What is asked:
**A)** Using the page on importing document data, decide whether each statement agrees with it: (i) Google Document AI can process a document of up to 20 pages; (ii) PDF documents generated earlier without text layers will not be retroactively filled with a Labelbox-generated text layer; (iii) uploading a text layer of your choice is still supported. For each, answer yes or no and quote the deciding words.
**B)** Output the passage of the page on importing document data from "For example, in" to "our conversion format.", copied word for word.

Import document data

How to import document data and sample import formats.

Specifications

Format: PDF
Recommended size: 100 pages or fewer
Import methods:

  • IAM Delegated Access
  • Signed URLs (https URLs only)

When importing document data to Labelbox, you are no longer required to provide an OCR extract in the form of a JSON file. Labelbox generates text layers automatically during PDF import using Google Document AI if the data row doesn't include a text layer. The JSON file generated will be your text layer, rendered on top of your PDF in the Document Editor.

Note: Previously generated PDF documents without text layers will not be retroactively filled with the text layer generated by Labelbox.

Google Document AI has the following limitations:

  • The document must have no more than 15 pages
  • The file size should not exceed 20 MB.

Additionally, Google Document AI optimizes documents before OCR processing. This optimization might include rotating images or pages to ensure text appears horizontally. Consequently, token coordinates are calculated based on the rotated/optimized images, resulting in potential discrepancies with the original PDF document.

For example, in a landscape-oriented PDF, the document is rotated 90 degrees before processing. As a result, all tokens in the text layer are also rotated by 90 degrees.

Uploading a text layer of your choice will continue to be supported. We currently support OCR generated from:

  • Adobe OCR
  • AWS Textract OCR
  • GCP OCR

Conversion Scripts for custom generated OCR

Once you have your PDF asset and the OCR text layer in a JSON, convert your assets to Labelbox ingestible format through our conversion format.

You can find our conversion scripts here.

Text Layer Validation Schema

Your textLayer JSON file must adhere to the following JSON schema.

{
  "type": "array",
  "items": {
    "$ref": "#/$defs/page"
  },
  "$defs": {
    "page": {
      "type": "object",
      "properties": {
        "width": {
          "type": "number"
        },
        "height": {
          "type": "number"
        },
        "number": {
          "type": "number"
        },
        "units": {
          "enum": ["POINTS", "PERCENT"]
        },
        "groups": {
          "type": "array",
          "items": {
            "$ref": "#/$defs/group"
          }
        }
      },
      "required": ["number", "units", "groups"]
    },
    "group": {
      "type": "object",
      "properties": {
        "id": {
          "type": "string"
        },
        "content": {
          "type": "string"
        },
        "geometry": {
          "$ref": "#/$defs/geometry"

Supplied data:
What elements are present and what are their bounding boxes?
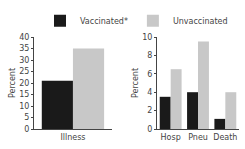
svg-text:Death: Death — [213, 133, 237, 142]
svg-text:6: 6 — [147, 70, 152, 79]
svg-text:25: 25 — [19, 67, 29, 76]
svg-text:0: 0 — [24, 125, 29, 134]
svg-text:10: 10 — [142, 33, 152, 42]
svg-text:20: 20 — [19, 79, 29, 88]
svg-text:Vaccinated*: Vaccinated* — [80, 17, 128, 26]
svg-text:Hosp: Hosp — [161, 133, 181, 142]
svg-text:Unvaccinated: Unvaccinated — [173, 17, 228, 26]
svg-text:Percent: Percent — [8, 68, 17, 98]
svg-text:30: 30 — [19, 56, 29, 65]
svg-text:Illness: Illness — [60, 133, 85, 142]
svg-text:2: 2 — [147, 106, 152, 115]
svg-text:40: 40 — [19, 33, 29, 42]
svg-text:15: 15 — [19, 90, 29, 99]
svg-text:8: 8 — [147, 51, 152, 60]
svg-text:35: 35 — [19, 44, 29, 53]
svg-text:5: 5 — [24, 113, 29, 122]
svg-text:10: 10 — [19, 102, 29, 111]
svg-text:0: 0 — [147, 125, 152, 134]
svg-text:Percent: Percent — [131, 68, 140, 98]
svg-text:Pneu: Pneu — [188, 133, 208, 142]
svg-text:4: 4 — [147, 88, 152, 97]
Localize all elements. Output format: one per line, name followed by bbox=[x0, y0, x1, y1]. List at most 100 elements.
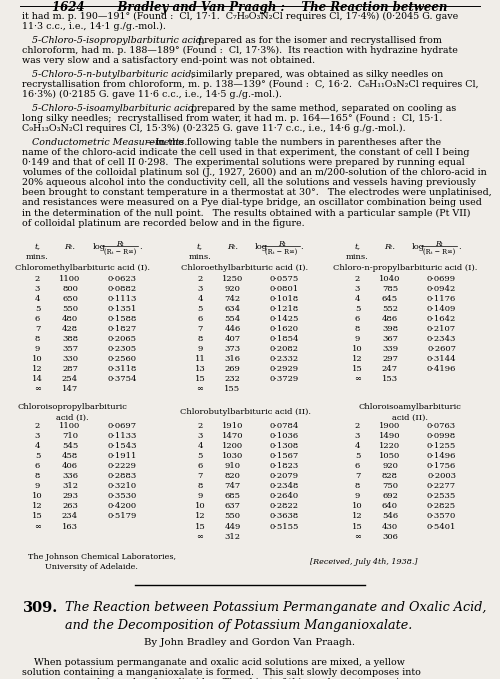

Answers provided:
**A)**
(i) No: "The document must have no more than 15 pages"
(ii) Yes: "Previously generated PDF documents without text layers will not be retroactively filled with the text layer generated by Labelbox."
(iii) Yes: "Uploading a text layer of your choice will continue to be supported."

**B)**
For example, in a landscape-oriented PDF, the document is rotated 90 degrees before processing. As a result, all tokens in the text layer are also rotated by 90 degrees.

Uploading a text layer of your choice will continue to be supported. We currently support OCR generated from:

  • Adobe OCR
  • AWS Textract OCR
  • GCP OCR

Conversion Scripts for custom generated OCR

Once you have your PDF asset and the OCR text layer in a JSON, convert your assets to Labelbox ingestible format through our conversion format.